Résultats principaux: 

Trente-neuf études couvrant 2 483 participants ont été incluses dans les méta-analyses. Nous avons produit des estimations groupées de la sensibilité et de la spécificité pour tous les tests index pour chaque condition cible. Les résultats des analyses de sensibilité étaient cohérents avec ceux de l'analyse principale.

La sensibilité de la défécographie pour le diagnostic de la rectocèle était de 98 % (intervalle de crédibilité (ICr) 94 % - 99 %), pour l'entérocèle de 91 % (ICr 83 % - 97 %), pour l'intussusception de 89 % (ICr 79 % - 96 %) et pour la descente du plancher pelvien de 98 % (ICr 93 % - 100 %) ; la spécificité pour l'entérocèle était de 96 % (ICr 93 % - 99 %),pour l'intussusception de 92 % (ICr 86 % - 97 %) et pour l'anisme de 97 % (ICr 94 % - 99 %), tous avec des données probantes de qualité élevée. Des données probantes de qualité faible à modérée ont montré une sensibilité pour l'anisme de 80 % (ICr 63 % - 94 %), et une spécificité pour la rectocèle de 78 % (ICr 63 % - 90 %) et pour la descente du plancher pelvien de 83 % (ICr 59 % - 96 %).

[Enregistrements extraits]
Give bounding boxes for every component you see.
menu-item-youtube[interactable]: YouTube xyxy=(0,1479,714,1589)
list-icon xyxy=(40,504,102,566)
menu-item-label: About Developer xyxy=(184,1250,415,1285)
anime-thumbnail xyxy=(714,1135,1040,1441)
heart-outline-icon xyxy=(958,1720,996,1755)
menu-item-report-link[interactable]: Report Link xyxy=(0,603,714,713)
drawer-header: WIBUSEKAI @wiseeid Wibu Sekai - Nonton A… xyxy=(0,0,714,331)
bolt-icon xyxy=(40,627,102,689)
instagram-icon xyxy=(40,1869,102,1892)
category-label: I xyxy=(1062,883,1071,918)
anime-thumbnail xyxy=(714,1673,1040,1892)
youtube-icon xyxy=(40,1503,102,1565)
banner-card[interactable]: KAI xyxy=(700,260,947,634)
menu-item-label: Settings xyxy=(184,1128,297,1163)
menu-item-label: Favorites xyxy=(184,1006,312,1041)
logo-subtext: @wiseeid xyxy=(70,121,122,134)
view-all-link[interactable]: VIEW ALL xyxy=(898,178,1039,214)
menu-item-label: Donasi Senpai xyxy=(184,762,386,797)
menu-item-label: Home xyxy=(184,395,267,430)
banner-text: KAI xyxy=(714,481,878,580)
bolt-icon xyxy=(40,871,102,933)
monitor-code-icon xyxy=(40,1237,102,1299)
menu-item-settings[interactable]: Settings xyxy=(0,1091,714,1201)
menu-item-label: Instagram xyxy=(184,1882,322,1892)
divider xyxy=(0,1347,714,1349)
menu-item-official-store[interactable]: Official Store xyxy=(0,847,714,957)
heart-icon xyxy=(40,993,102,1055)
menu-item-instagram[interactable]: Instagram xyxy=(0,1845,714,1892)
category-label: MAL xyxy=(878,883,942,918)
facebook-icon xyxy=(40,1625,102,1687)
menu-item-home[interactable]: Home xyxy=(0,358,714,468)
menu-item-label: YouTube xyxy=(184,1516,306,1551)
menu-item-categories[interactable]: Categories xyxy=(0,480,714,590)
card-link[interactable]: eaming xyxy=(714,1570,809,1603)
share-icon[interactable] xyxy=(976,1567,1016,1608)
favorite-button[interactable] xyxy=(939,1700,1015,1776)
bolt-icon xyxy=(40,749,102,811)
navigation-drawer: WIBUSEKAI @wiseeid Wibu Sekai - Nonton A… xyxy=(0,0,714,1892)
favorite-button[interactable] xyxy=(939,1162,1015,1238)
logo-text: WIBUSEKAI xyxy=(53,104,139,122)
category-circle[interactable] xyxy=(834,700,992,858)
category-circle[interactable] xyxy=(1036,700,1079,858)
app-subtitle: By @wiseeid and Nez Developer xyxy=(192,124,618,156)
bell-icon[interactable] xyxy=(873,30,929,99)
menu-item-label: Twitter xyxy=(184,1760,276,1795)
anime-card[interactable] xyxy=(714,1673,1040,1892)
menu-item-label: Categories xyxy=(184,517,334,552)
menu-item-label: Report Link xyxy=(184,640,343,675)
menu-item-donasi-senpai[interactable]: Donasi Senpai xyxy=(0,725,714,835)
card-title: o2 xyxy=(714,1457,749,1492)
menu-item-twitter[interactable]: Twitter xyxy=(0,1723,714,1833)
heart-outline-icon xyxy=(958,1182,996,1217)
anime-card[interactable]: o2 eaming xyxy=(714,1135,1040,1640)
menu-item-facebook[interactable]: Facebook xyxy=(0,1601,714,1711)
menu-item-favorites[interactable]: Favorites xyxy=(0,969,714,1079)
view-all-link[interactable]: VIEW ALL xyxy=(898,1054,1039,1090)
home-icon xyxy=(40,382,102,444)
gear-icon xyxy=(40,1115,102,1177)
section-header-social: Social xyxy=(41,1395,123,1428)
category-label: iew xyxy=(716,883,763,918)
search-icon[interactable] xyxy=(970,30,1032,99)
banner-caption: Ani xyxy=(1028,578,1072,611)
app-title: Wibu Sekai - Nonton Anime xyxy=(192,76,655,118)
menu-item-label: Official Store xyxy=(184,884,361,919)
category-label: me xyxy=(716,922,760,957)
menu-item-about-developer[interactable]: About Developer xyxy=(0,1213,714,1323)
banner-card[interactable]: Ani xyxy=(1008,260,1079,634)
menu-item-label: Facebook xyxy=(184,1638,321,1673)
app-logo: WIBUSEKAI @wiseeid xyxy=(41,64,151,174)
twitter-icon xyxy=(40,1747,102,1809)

* _CONSIGNE 1_: Relevez toutes les affections pour lesquelles l'extrait fourni donne une sensibilité de la défécographie.
* _CONSIGNE 2_: Traduisez en anglais la phrase suivante de l'extrait fourni : « Trente-neuf études couvrant 2 483 participants ont été incluses dans les méta-analyses. »
* _CONSIGNE 3_:
Pour chacune des affirmations suivantes, indiquez si elle concorde avec l'extrait fourni, en citant les mots qui le montrent.
(a) La spécificité de la défécographie pour l'anisme est de 97 %.
(b) La sensibilité pour l'anisme repose sur des données probantes de qualité élevée.
(c) Les résultats des analyses de sensibilité contredisaient ceux de l'analyse principale.
Ce matériel provient d'une source distincte de celle de l'extrait fourni.

* _RÉPONSE 1_: Les affections sont la rectocèle, l'entérocèle, l'intussusception, la descente du plancher pelvien et l'anisme.

* _RÉPONSE 2_: Thirty-nine studies covering 2,483 participants were included in the meta-analyses.

* _RÉPONSE 3_:
(a) Oui : « et pour l'anisme de 97 % (ICr 94 % - 99 %) ».
(b) Non : « Des données probantes de qualité faible à modérée ont montré une sensibilité pour l'anisme de 80 % ».
(c) Non : « Les résultats des analyses de sensibilité étaient cohérents avec ceux de l'analyse principale. »